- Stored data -
------------------------------------------------------------------------

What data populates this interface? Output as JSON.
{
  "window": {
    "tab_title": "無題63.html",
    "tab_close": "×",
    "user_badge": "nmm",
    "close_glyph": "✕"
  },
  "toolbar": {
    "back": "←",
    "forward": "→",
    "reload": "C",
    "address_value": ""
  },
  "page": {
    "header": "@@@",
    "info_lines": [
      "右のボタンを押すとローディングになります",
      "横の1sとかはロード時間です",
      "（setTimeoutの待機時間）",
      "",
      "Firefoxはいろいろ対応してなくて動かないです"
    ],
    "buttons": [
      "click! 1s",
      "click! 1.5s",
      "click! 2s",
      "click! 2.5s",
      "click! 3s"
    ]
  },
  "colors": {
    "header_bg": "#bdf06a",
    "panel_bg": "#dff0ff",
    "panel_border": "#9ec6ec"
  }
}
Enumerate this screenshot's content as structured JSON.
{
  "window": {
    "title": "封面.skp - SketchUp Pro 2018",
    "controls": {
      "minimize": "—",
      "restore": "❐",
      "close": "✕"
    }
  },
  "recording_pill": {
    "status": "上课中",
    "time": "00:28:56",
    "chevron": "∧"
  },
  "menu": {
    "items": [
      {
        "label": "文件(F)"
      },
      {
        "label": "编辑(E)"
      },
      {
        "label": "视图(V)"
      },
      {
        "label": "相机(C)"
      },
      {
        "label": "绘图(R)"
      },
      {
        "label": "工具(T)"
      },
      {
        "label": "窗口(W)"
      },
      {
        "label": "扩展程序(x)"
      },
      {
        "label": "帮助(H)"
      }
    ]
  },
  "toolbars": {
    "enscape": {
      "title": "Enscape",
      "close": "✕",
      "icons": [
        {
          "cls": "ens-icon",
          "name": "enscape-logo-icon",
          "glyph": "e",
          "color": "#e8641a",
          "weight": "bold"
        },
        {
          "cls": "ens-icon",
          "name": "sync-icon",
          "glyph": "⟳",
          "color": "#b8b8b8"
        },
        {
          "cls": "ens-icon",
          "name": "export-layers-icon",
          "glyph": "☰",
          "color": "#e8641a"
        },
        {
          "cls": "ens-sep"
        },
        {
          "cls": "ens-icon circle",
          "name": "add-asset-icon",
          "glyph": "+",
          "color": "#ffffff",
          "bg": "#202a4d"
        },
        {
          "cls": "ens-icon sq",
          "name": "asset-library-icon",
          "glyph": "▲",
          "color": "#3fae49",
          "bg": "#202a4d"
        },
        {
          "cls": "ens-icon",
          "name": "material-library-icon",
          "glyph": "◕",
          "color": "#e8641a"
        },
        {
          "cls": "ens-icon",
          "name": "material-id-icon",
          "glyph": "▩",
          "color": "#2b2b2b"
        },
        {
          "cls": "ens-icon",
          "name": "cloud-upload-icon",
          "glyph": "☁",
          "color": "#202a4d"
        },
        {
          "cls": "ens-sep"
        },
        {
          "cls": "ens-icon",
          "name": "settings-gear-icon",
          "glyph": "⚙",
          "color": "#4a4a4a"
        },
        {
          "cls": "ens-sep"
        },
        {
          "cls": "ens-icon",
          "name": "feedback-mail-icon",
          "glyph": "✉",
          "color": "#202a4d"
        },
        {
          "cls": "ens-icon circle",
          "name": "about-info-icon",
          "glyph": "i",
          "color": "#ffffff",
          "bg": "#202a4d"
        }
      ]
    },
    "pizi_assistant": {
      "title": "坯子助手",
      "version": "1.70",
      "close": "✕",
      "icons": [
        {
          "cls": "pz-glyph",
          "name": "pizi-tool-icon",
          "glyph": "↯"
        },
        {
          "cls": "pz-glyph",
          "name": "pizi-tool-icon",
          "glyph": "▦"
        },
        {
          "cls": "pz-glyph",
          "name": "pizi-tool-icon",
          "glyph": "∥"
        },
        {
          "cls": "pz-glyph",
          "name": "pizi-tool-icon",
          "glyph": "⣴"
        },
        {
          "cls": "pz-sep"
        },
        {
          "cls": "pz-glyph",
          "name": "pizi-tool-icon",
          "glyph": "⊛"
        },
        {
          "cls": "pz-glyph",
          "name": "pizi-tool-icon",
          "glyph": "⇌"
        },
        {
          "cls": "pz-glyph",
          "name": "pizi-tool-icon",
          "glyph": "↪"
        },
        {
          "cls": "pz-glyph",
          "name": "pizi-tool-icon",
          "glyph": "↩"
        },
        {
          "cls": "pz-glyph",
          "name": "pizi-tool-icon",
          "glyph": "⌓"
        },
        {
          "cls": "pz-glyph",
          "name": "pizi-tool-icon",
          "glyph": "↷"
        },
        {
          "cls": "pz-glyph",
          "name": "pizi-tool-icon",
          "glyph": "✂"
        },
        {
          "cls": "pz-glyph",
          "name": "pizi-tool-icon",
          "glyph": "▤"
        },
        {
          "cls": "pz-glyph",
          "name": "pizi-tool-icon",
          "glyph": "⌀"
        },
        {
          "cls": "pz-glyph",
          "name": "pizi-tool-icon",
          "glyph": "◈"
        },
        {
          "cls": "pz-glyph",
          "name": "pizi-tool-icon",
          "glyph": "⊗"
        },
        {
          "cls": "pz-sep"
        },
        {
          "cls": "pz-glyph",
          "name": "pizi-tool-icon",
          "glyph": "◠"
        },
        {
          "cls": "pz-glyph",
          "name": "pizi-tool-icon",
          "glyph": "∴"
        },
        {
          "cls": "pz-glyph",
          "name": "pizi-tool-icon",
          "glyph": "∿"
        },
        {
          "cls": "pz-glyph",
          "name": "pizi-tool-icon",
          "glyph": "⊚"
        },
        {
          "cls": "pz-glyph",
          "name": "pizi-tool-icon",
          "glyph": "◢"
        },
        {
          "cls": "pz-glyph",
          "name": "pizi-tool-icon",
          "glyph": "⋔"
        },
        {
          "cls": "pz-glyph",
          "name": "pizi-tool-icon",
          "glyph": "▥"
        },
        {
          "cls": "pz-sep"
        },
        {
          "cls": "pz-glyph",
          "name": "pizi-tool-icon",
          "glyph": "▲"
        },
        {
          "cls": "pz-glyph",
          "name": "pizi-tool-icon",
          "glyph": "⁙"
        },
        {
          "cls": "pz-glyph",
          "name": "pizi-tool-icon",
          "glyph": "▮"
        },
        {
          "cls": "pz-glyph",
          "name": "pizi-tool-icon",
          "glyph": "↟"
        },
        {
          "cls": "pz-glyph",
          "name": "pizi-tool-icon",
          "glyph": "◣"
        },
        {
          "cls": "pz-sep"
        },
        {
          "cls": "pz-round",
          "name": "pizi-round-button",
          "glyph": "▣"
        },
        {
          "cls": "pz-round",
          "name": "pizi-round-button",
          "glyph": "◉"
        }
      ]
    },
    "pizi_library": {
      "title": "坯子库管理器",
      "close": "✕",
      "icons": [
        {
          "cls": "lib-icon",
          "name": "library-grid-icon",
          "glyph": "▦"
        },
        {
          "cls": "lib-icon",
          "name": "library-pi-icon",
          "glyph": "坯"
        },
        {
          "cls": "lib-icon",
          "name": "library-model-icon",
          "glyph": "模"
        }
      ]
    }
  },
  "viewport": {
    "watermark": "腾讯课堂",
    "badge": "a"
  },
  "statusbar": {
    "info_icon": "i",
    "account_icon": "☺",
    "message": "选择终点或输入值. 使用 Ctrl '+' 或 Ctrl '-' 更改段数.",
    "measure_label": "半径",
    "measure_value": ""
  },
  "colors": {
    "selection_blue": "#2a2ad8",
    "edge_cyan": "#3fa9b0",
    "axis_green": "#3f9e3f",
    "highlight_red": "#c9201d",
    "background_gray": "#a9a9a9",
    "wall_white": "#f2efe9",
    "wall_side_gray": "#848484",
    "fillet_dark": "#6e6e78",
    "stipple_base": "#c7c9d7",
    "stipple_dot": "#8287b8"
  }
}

------------------------------------------------------------------------

- WHAT IS NEEDED -
Above are the records; copy all of them exactly.

- CORRECT OUTPUT -
What data populates this interface? Output as JSON.
{
  "window": {
    "tab_title": "無題63.html",
    "tab_close": "×",
    "user_badge": "nmm",
    "close_glyph": "✕"
  },
  "toolbar": {
    "back": "←",
    "forward": "→",
    "reload": "C",
    "address_value": ""
  },
  "page": {
    "header": "@@@",
    "info_lines": [
      "右のボタンを押すとローディングになります",
      "横の1sとかはロード時間です",
      "（setTimeoutの待機時間）",
      "",
      "Firefoxはいろいろ対応してなくて動かないです"
    ],
    "buttons": [
      "click! 1s",
      "click! 1.5s",
      "click! 2s",
      "click! 2.5s",
      "click! 3s"
    ]
  },
  "colors": {
    "header_bg": "#bdf06a",
    "panel_bg": "#dff0ff",
    "panel_border": "#9ec6ec"
  }
}
Enumerate this screenshot's content as structured JSON.
{
  "window": {
    "title": "封面.skp - SketchUp Pro 2018",
    "controls": {
      "minimize": "—",
      "restore": "❐",
      "close": "✕"
    }
  },
  "recording_pill": {
    "status": "上课中",
    "time": "00:28:56",
    "chevron": "∧"
  },
  "menu": {
    "items": [
      {
        "label": "文件(F)"
      },
      {
        "label": "编辑(E)"
      },
      {
        "label": "视图(V)"
      },
      {
        "label": "相机(C)"
      },
      {
        "label": "绘图(R)"
      },
      {
        "label": "工具(T)"
      },
      {
        "label": "窗口(W)"
      },
      {
        "label": "扩展程序(x)"
      },
      {
        "label": "帮助(H)"
      }
    ]
  },
  "toolbars": {
    "enscape": {
      "title": "Enscape",
      "close": "✕",
      "icons": [
        {
          "cls": "ens-icon",
          "name": "enscape-logo-icon",
          "glyph": "e",
          "color": "#e8641a",
          "weight": "bold"
        },
        {
          "cls": "ens-icon",
          "name": "sync-icon",
          "glyph": "⟳",
          "color": "#b8b8b8"
        },
        {
          "cls": "ens-icon",
          "name": "export-layers-icon",
          "glyph": "☰",
          "color": "#e8641a"
        },
        {
          "cls": "ens-sep"
        },
        {
          "cls": "ens-icon circle",
          "name": "add-asset-icon",
          "glyph": "+",
          "color": "#ffffff",
          "bg": "#202a4d"
        },
        {
          "cls": "ens-icon sq",
          "name": "asset-library-icon",
          "glyph": "▲",
          "color": "#3fae49",
          "bg": "#202a4d"
        },
        {
          "cls": "ens-icon",
          "name": "material-library-icon",
          "glyph": "◕",
          "color": "#e8641a"
        },
        {
          "cls": "ens-icon",
          "name": "material-id-icon",
          "glyph": "▩",
          "color": "#2b2b2b"
        },
        {
          "cls": "ens-icon",
          "name": "cloud-upload-icon",
          "glyph": "☁",
          "color": "#202a4d"
        },
        {
          "cls": "ens-sep"
        },
        {
          "cls": "ens-icon",
          "name": "settings-gear-icon",
          "glyph": "⚙",
          "color": "#4a4a4a"
        },
        {
          "cls": "ens-sep"
        },
        {
          "cls": "ens-icon",
          "name": "feedback-mail-icon",
          "glyph": "✉",
          "color": "#202a4d"
        },
        {
          "cls": "ens-icon circle",
          "name": "about-info-icon",
          "glyph": "i",
          "color": "#ffffff",
          "bg": "#202a4d"
        }
      ]
    },
    "pizi_assistant": {
      "title": "坯子助手",
      "version": "1.70",
      "close": "✕",
      "icons": [
        {
          "cls": "pz-glyph",
          "name": "pizi-tool-icon",
          "glyph": "↯"
        },
        {
          "cls": "pz-glyph",
          "name": "pizi-tool-icon",
          "glyph": "▦"
        },
        {
          "cls": "pz-glyph",
          "name": "pizi-tool-icon",
          "glyph": "∥"
        },
        {
          "cls": "pz-glyph",
          "name": "pizi-tool-icon",
          "glyph": "⣴"
        },
        {
          "cls": "pz-sep"
        },
        {
          "cls": "pz-glyph",
          "name": "pizi-tool-icon",
          "glyph": "⊛"
        },
        {
          "cls": "pz-glyph",
          "name": "pizi-tool-icon",
          "glyph": "⇌"
        },
        {
          "cls": "pz-glyph",
          "name": "pizi-tool-icon",
          "glyph": "↪"
        },
        {
          "cls": "pz-glyph",
          "name": "pizi-tool-icon",
          "glyph": "↩"
        },
        {
          "cls": "pz-glyph",
          "name": "pizi-tool-icon",
          "glyph": "⌓"
        },
        {
          "cls": "pz-glyph",
          "name": "pizi-tool-icon",
          "glyph": "↷"
        },
        {
          "cls": "pz-glyph",
          "name": "pizi-tool-icon",
          "glyph": "✂"
        },
        {
          "cls": "pz-glyph",
          "name": "pizi-tool-icon",
          "glyph": "▤"
        },
        {
          "cls": "pz-glyph",
          "name": "pizi-tool-icon",
          "glyph": "⌀"
        },
        {
          "cls": "pz-glyph",
          "name": "pizi-tool-icon",
          "glyph": "◈"
        },
        {
          "cls": "pz-glyph",
          "name": "pizi-tool-icon",
          "glyph": "⊗"
        },
        {
          "cls": "pz-sep"
        },
        {
          "cls": "pz-glyph",
          "name": "pizi-tool-icon",
          "glyph": "◠"
        },
        {
          "cls": "pz-glyph",
          "name": "pizi-tool-icon",
          "glyph": "∴"
        },
        {
          "cls": "pz-glyph",
          "name": "pizi-tool-icon",
          "glyph": "∿"
        },
        {
          "cls": "pz-glyph",
          "name": "pizi-tool-icon",
          "glyph": "⊚"
        },
        {
          "cls": "pz-glyph",
          "name": "pizi-tool-icon",
          "glyph": "◢"
        },
        {
          "cls": "pz-glyph",
          "name": "pizi-tool-icon",
          "glyph": "⋔"
        },
        {
          "cls": "pz-glyph",
          "name": "pizi-tool-icon",
          "glyph": "▥"
        },
        {
          "cls": "pz-sep"
        },
        {
          "cls": "pz-glyph",
          "name": "pizi-tool-icon",
          "glyph": "▲"
        },
        {
          "cls": "pz-glyph",
          "name": "pizi-tool-icon",
          "glyph": "⁙"
        },
        {
          "cls": "pz-glyph",
          "name": "pizi-tool-icon",
          "glyph": "▮"
        },
        {
          "cls": "pz-glyph",
          "name": "pizi-tool-icon",
          "glyph": "↟"
        },
        {
          "cls": "pz-glyph",
          "name": "pizi-tool-icon",
          "glyph": "◣"
        },
        {
          "cls": "pz-sep"
        },
        {
          "cls": "pz-round",
          "name": "pizi-round-button",
          "glyph": "▣"
        },
        {
          "cls": "pz-round",
          "name": "pizi-round-button",
          "glyph": "◉"
        }
      ]
    },
    "pizi_library": {
      "title": "坯子库管理器",
      "close": "✕",
      "icons": [
        {
          "cls": "lib-icon",
          "name": "library-grid-icon",
          "glyph": "▦"
        },
        {
          "cls": "lib-icon",
          "name": "library-pi-icon",
          "glyph": "坯"
        },
        {
          "cls": "lib-icon",
          "name": "library-model-icon",
          "glyph": "模"
        }
      ]
    }
  },
  "viewport": {
    "watermark": "腾讯课堂",
    "badge": "a"
  },
  "statusbar": {
    "info_icon": "i",
    "account_icon": "☺",
    "message": "选择终点或输入值. 使用 Ctrl '+' 或 Ctrl '-' 更改段数.",
    "measure_label": "半径",
    "measure_value": ""
  },
  "colors": {
    "selection_blue": "#2a2ad8",
    "edge_cyan": "#3fa9b0",
    "axis_green": "#3f9e3f",
    "highlight_red": "#c9201d",
    "background_gray": "#a9a9a9",
    "wall_white": "#f2efe9",
    "wall_side_gray": "#848484",
    "fillet_dark": "#6e6e78",
    "stipple_base": "#c7c9d7",
    "stipple_dot": "#8287b8"
  }
}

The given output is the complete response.